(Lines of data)

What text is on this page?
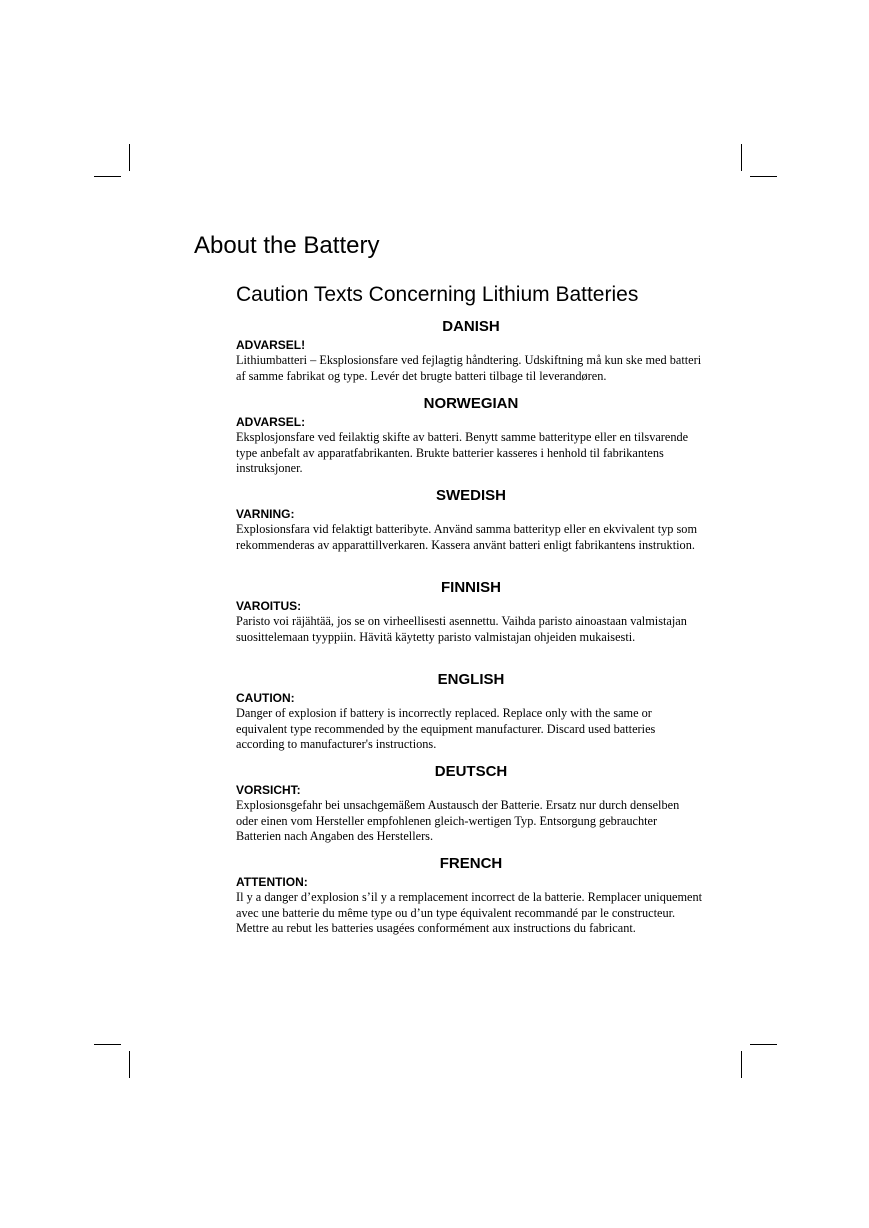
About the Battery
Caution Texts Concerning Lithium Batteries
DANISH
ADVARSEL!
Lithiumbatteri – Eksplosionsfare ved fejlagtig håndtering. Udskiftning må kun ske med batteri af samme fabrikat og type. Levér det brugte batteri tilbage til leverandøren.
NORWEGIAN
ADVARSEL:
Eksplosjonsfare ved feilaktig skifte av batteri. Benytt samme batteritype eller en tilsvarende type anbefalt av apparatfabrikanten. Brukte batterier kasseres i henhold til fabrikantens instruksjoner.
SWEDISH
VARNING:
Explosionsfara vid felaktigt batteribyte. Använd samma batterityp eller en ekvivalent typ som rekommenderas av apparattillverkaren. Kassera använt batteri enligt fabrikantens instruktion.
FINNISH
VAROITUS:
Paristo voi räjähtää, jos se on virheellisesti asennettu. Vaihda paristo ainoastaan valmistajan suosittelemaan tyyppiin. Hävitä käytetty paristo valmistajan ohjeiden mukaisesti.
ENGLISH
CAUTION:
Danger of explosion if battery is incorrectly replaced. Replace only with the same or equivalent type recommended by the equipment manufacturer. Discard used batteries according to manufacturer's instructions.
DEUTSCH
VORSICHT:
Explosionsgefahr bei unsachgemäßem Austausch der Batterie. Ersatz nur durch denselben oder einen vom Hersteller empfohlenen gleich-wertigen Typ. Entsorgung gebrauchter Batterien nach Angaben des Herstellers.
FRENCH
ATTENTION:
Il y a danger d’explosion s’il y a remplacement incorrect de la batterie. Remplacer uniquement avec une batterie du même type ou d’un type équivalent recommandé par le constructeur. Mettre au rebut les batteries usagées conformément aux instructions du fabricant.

==

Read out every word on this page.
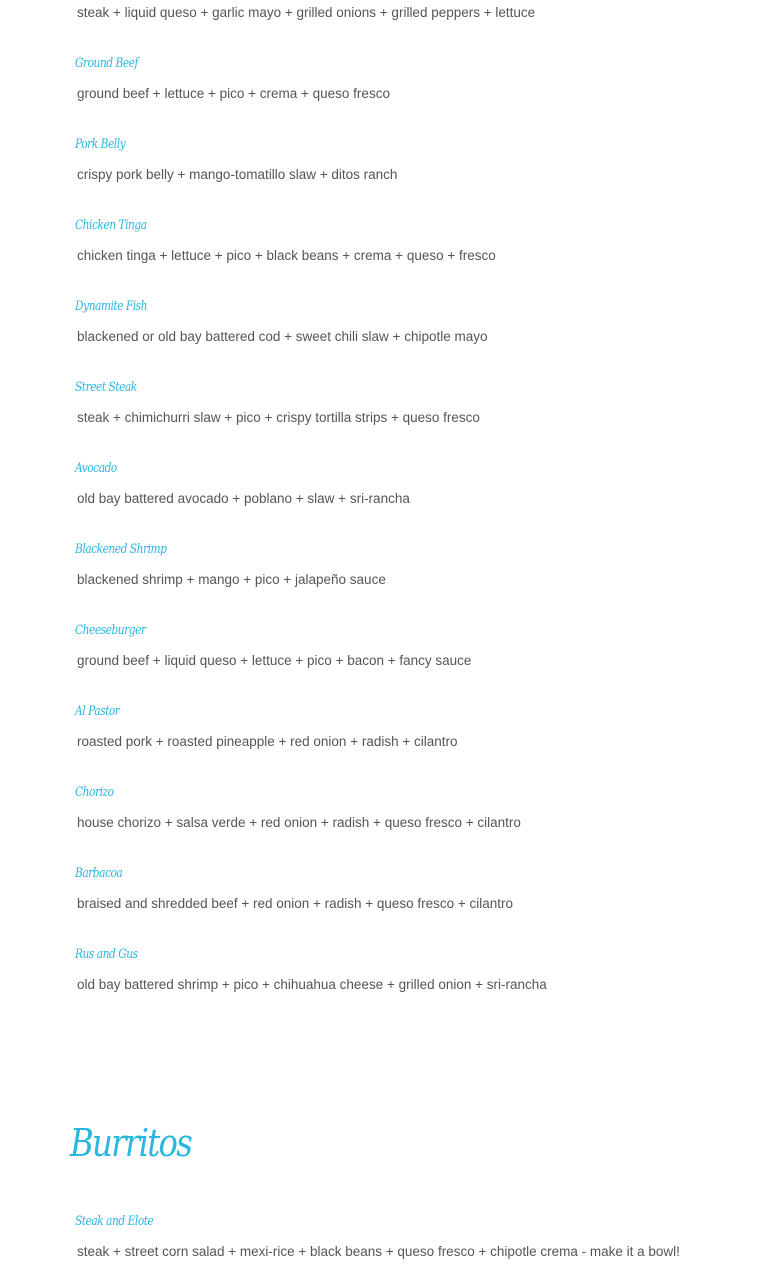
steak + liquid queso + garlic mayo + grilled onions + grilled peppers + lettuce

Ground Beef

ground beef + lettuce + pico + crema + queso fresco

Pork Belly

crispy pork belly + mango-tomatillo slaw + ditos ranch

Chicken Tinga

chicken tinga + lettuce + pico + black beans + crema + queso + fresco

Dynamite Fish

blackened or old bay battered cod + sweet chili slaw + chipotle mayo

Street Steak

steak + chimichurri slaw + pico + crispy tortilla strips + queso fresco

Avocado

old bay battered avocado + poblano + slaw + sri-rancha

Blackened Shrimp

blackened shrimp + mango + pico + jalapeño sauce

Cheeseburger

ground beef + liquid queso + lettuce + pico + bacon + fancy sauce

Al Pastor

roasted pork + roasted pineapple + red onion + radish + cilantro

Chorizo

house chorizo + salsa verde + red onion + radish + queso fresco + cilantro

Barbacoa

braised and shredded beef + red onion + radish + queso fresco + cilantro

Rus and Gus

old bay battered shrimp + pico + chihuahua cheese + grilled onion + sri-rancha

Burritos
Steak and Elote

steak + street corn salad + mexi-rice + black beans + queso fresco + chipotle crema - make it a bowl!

Your instructions: Filter the entries above down to the lines containing the word "crispy".

Answer below:
crispy pork belly + mango-tomatillo slaw + ditos ranch
steak + chimichurri slaw + pico + crispy tortilla strips + queso fresco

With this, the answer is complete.